-- Start of RECORDS TO PROCESS --

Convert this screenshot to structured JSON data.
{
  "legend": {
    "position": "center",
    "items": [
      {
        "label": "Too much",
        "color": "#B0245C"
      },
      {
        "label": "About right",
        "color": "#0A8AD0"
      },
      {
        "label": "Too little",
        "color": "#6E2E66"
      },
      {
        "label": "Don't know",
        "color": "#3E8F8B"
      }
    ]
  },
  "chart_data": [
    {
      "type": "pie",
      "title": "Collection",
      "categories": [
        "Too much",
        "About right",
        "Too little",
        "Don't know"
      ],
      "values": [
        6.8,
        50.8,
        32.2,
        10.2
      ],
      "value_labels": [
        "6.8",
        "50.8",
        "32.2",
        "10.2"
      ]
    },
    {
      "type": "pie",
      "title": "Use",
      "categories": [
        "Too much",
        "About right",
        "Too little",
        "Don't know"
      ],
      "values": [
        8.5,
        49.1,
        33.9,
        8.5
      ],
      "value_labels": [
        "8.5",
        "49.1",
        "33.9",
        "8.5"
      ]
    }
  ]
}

-- End of RECORDS TO PROCESS --

PROBLEM DESCRIPTION » Set all of the entries down again, exactly as they were given.

REPLY »
Convert this screenshot to structured JSON data.
{
  "legend": {
    "position": "center",
    "items": [
      {
        "label": "Too much",
        "color": "#B0245C"
      },
      {
        "label": "About right",
        "color": "#0A8AD0"
      },
      {
        "label": "Too little",
        "color": "#6E2E66"
      },
      {
        "label": "Don't know",
        "color": "#3E8F8B"
      }
    ]
  },
  "chart_data": [
    {
      "type": "pie",
      "title": "Collection",
      "categories": [
        "Too much",
        "About right",
        "Too little",
        "Don't know"
      ],
      "values": [
        6.8,
        50.8,
        32.2,
        10.2
      ],
      "value_labels": [
        "6.8",
        "50.8",
        "32.2",
        "10.2"
      ]
    },
    {
      "type": "pie",
      "title": "Use",
      "categories": [
        "Too much",
        "About right",
        "Too little",
        "Don't know"
      ],
      "values": [
        8.5,
        49.1,
        33.9,
        8.5
      ],
      "value_labels": [
        "8.5",
        "49.1",
        "33.9",
        "8.5"
      ]
    }
  ]
}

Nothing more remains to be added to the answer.